◆ **Task prompt**: Of the lines in the entries below, state how many hold the word "this". Say nothing else.

◆ **Extracted entries**:
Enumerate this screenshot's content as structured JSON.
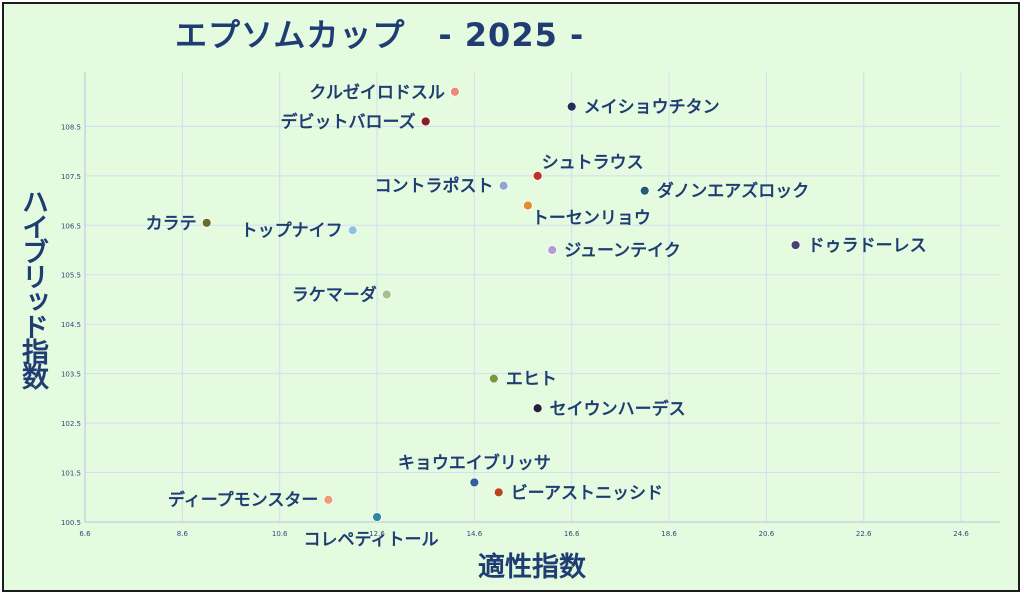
{
  "chart_data": {
    "type": "scatter",
    "title": "エプソムカップ　- 2025 -",
    "xlabel": "適性指数",
    "ylabel": "ハイブリッド指数",
    "xlim": [
      6.6,
      25.4
    ],
    "ylim": [
      100.5,
      109.6
    ],
    "xticks": [
      "6.6",
      "8.6",
      "10.6",
      "12.6",
      "14.6",
      "16.6",
      "18.6",
      "20.6",
      "22.6",
      "24.6"
    ],
    "yticks": [
      "100.5",
      "101.5",
      "102.5",
      "103.5",
      "104.5",
      "105.5",
      "106.5",
      "107.5",
      "108.5"
    ],
    "grid": true,
    "points": [
      {
        "label": "クルゼイロドスル",
        "x": 14.2,
        "y": 109.2,
        "color": "#ee8877",
        "label_side": "left"
      },
      {
        "label": "メイショウチタン",
        "x": 16.6,
        "y": 108.9,
        "color": "#1f2f55",
        "label_side": "right"
      },
      {
        "label": "デビットバローズ",
        "x": 13.6,
        "y": 108.6,
        "color": "#8b1e1e",
        "label_side": "left"
      },
      {
        "label": "シュトラウス",
        "x": 15.9,
        "y": 107.5,
        "color": "#c0302a",
        "label_side": "above-right"
      },
      {
        "label": "コントラポスト",
        "x": 15.2,
        "y": 107.3,
        "color": "#8fa6cf",
        "label_side": "left"
      },
      {
        "label": "ダノンエアズロック",
        "x": 18.1,
        "y": 107.2,
        "color": "#1f5f6e",
        "label_side": "right"
      },
      {
        "label": "トーセンリョウ",
        "x": 15.7,
        "y": 106.9,
        "color": "#e58a2f",
        "label_side": "below-right"
      },
      {
        "label": "カラテ",
        "x": 9.1,
        "y": 106.55,
        "color": "#6b6b2a",
        "label_side": "left"
      },
      {
        "label": "トップナイフ",
        "x": 12.1,
        "y": 106.4,
        "color": "#8fc3dc",
        "label_side": "left"
      },
      {
        "label": "ドゥラドーレス",
        "x": 21.2,
        "y": 106.1,
        "color": "#4b3f72",
        "label_side": "right"
      },
      {
        "label": "ジューンテイク",
        "x": 16.2,
        "y": 106.0,
        "color": "#b49ad6",
        "label_side": "right"
      },
      {
        "label": "ラケマーダ",
        "x": 12.8,
        "y": 105.1,
        "color": "#a7c08a",
        "label_side": "left"
      },
      {
        "label": "エヒト",
        "x": 15.0,
        "y": 103.4,
        "color": "#7a9a3a",
        "label_side": "right"
      },
      {
        "label": "セイウンハーデス",
        "x": 15.9,
        "y": 102.8,
        "color": "#2a1f3a",
        "label_side": "right"
      },
      {
        "label": "キョウエイブリッサ",
        "x": 14.6,
        "y": 101.3,
        "color": "#2f5f9e",
        "label_side": "above"
      },
      {
        "label": "ビーアストニッシド",
        "x": 15.1,
        "y": 101.1,
        "color": "#b5461e",
        "label_side": "right"
      },
      {
        "label": "ディープモンスター",
        "x": 11.6,
        "y": 100.95,
        "color": "#ef9a78",
        "label_side": "left"
      },
      {
        "label": "コレペティトール",
        "x": 12.6,
        "y": 100.6,
        "color": "#2a8aa6",
        "label_side": "below"
      }
    ]
  }
}
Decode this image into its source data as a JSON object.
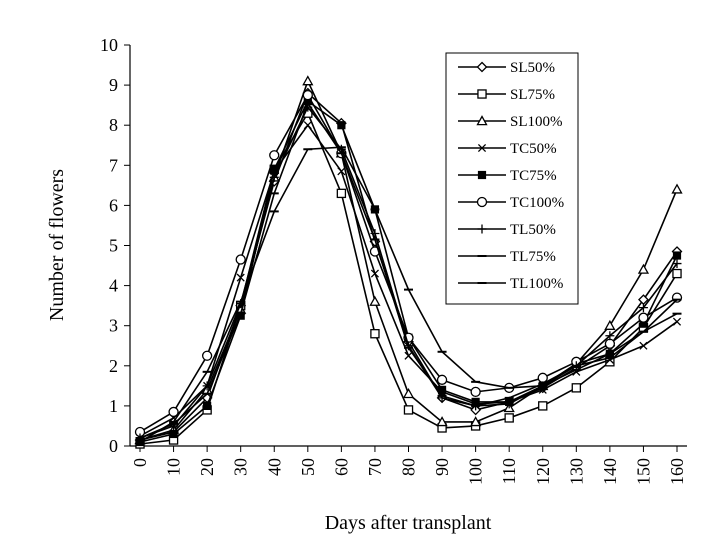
{
  "chart_data": {
    "type": "line",
    "title": "",
    "xlabel": "Days after transplant",
    "ylabel": "Number of flowers",
    "x": [
      0,
      10,
      20,
      30,
      40,
      50,
      60,
      70,
      80,
      90,
      100,
      110,
      120,
      130,
      140,
      150,
      160
    ],
    "xlim": [
      0,
      160
    ],
    "ylim": [
      0,
      10
    ],
    "yticks": [
      0,
      1,
      2,
      3,
      4,
      5,
      6,
      7,
      8,
      9,
      10
    ],
    "grid": false,
    "legend_position": "top-right",
    "series": [
      {
        "name": "SL50%",
        "marker": "diamond",
        "values": [
          0.15,
          0.35,
          1.2,
          3.5,
          6.6,
          8.8,
          8.05,
          5.1,
          2.6,
          1.2,
          0.9,
          1.1,
          1.45,
          1.95,
          2.5,
          3.65,
          4.85
        ]
      },
      {
        "name": "SL75%",
        "marker": "square",
        "values": [
          0.05,
          0.15,
          0.9,
          3.5,
          6.9,
          8.3,
          6.3,
          2.8,
          0.9,
          0.45,
          0.5,
          0.7,
          1.0,
          1.45,
          2.1,
          2.95,
          4.3
        ]
      },
      {
        "name": "SL100%",
        "marker": "triangle",
        "values": [
          0.15,
          0.4,
          1.4,
          3.4,
          6.7,
          9.1,
          7.3,
          3.6,
          1.3,
          0.6,
          0.6,
          0.95,
          1.5,
          2.05,
          3.0,
          4.4,
          6.4
        ]
      },
      {
        "name": "TC50%",
        "marker": "x",
        "values": [
          0.25,
          0.7,
          1.5,
          4.2,
          6.85,
          8.0,
          6.85,
          4.3,
          2.25,
          1.35,
          1.05,
          1.1,
          1.4,
          1.85,
          2.15,
          2.5,
          3.1
        ]
      },
      {
        "name": "TC75%",
        "marker": "filled-square",
        "values": [
          0.1,
          0.3,
          1.0,
          3.25,
          6.9,
          8.6,
          8.0,
          5.9,
          2.7,
          1.4,
          1.1,
          1.1,
          1.5,
          2.05,
          2.3,
          3.05,
          4.75
        ]
      },
      {
        "name": "TC100%",
        "marker": "circle",
        "values": [
          0.35,
          0.85,
          2.25,
          4.65,
          7.25,
          8.75,
          7.3,
          4.85,
          2.7,
          1.65,
          1.35,
          1.45,
          1.7,
          2.1,
          2.55,
          3.2,
          3.7
        ]
      },
      {
        "name": "TL50%",
        "marker": "plus",
        "values": [
          0.2,
          0.5,
          1.5,
          3.55,
          6.7,
          8.45,
          7.4,
          5.3,
          2.5,
          1.2,
          1.0,
          1.05,
          1.5,
          2.0,
          2.75,
          3.45,
          4.55
        ]
      },
      {
        "name": "TL75%",
        "marker": "dash",
        "values": [
          0.2,
          0.55,
          1.3,
          3.3,
          6.3,
          8.55,
          7.3,
          5.15,
          2.45,
          1.25,
          1.0,
          1.2,
          1.55,
          2.0,
          2.2,
          2.85,
          3.3
        ]
      },
      {
        "name": "TL100%",
        "marker": "dash",
        "values": [
          0.1,
          0.6,
          1.85,
          3.6,
          5.85,
          7.4,
          7.45,
          5.9,
          3.9,
          2.35,
          1.6,
          1.45,
          1.5,
          1.9,
          2.3,
          2.85,
          3.65
        ]
      }
    ]
  }
}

◆ **The solution**: 2